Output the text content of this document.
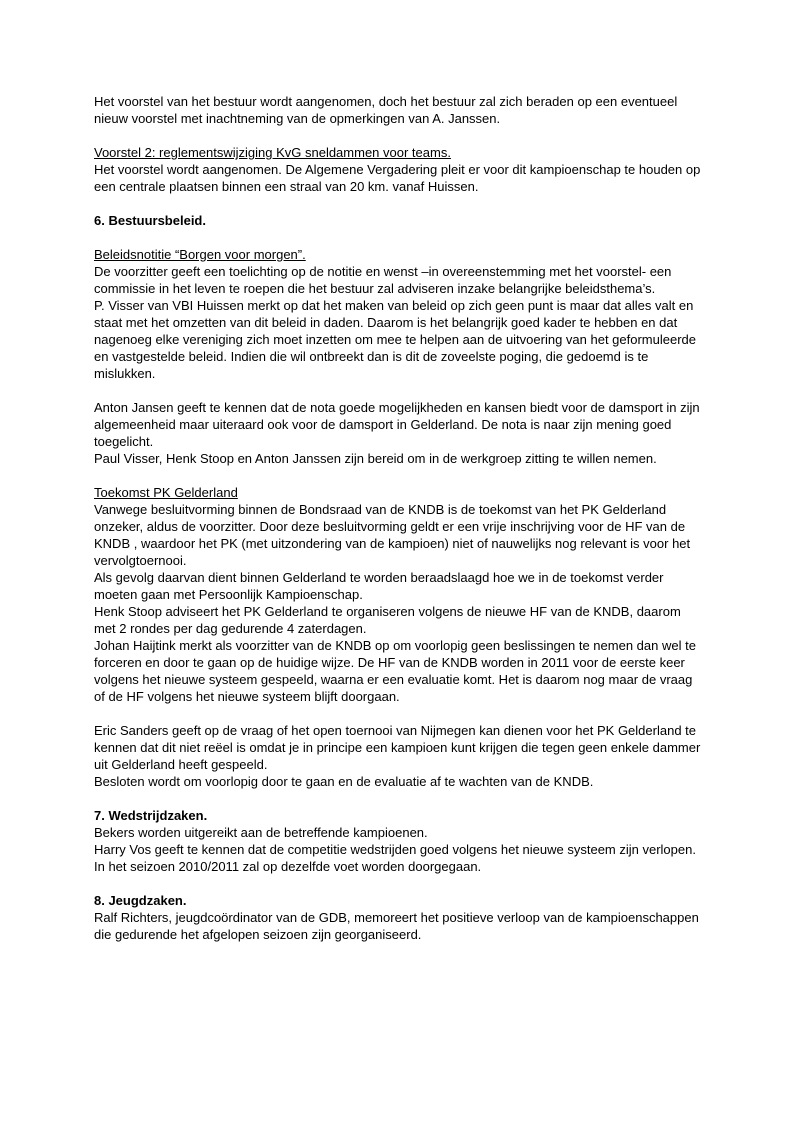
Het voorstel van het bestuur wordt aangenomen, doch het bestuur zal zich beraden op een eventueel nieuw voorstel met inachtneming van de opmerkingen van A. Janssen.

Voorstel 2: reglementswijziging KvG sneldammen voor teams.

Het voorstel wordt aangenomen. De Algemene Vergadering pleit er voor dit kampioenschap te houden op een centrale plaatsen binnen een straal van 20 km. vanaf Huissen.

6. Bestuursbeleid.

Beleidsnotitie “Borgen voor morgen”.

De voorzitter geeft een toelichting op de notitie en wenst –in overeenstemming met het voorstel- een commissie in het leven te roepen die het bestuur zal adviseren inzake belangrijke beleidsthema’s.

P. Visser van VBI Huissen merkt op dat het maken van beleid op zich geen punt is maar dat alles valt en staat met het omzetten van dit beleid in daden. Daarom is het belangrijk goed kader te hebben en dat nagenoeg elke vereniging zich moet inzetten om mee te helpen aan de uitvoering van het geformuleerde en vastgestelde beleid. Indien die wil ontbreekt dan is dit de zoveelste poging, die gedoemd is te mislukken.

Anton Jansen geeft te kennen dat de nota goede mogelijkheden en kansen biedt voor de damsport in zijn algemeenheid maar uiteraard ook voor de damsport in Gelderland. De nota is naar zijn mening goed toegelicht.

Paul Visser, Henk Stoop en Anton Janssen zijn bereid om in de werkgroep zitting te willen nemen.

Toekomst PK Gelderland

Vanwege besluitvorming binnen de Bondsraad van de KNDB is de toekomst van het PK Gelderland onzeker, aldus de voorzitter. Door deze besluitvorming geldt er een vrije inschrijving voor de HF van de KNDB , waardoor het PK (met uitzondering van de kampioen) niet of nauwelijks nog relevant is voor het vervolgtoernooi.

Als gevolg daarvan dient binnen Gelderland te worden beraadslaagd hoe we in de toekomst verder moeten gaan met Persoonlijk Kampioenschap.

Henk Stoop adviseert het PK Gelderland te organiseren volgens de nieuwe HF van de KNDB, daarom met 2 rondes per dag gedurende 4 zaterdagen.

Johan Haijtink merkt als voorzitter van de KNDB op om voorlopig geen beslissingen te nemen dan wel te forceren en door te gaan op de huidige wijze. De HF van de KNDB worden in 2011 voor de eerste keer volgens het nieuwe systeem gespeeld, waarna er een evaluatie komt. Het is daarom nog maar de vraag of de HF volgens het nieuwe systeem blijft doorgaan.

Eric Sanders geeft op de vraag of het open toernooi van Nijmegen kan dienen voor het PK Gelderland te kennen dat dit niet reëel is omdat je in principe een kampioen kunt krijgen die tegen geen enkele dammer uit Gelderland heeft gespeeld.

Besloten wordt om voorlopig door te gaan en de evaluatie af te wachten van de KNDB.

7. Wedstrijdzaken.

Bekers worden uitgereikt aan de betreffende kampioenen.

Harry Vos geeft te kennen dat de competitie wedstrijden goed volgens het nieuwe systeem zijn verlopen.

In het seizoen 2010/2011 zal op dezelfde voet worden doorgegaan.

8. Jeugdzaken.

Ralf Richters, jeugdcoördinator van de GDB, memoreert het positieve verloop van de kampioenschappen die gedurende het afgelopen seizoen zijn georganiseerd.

Goal of the exercise |
Each line in the records above with "wordt" must be returned.

Reply to the exercise |
Het voorstel van het bestuur wordt aangenomen, doch het bestuur zal zich beraden op een eventueel nieuw voorstel met inachtneming van de opmerkingen van A. Janssen.
Het voorstel wordt aangenomen. De Algemene Vergadering pleit er voor dit kampioenschap te houden op een centrale plaatsen binnen een straal van 20 km. vanaf Huissen.
Besloten wordt om voorlopig door te gaan en de evaluatie af te wachten van de KNDB.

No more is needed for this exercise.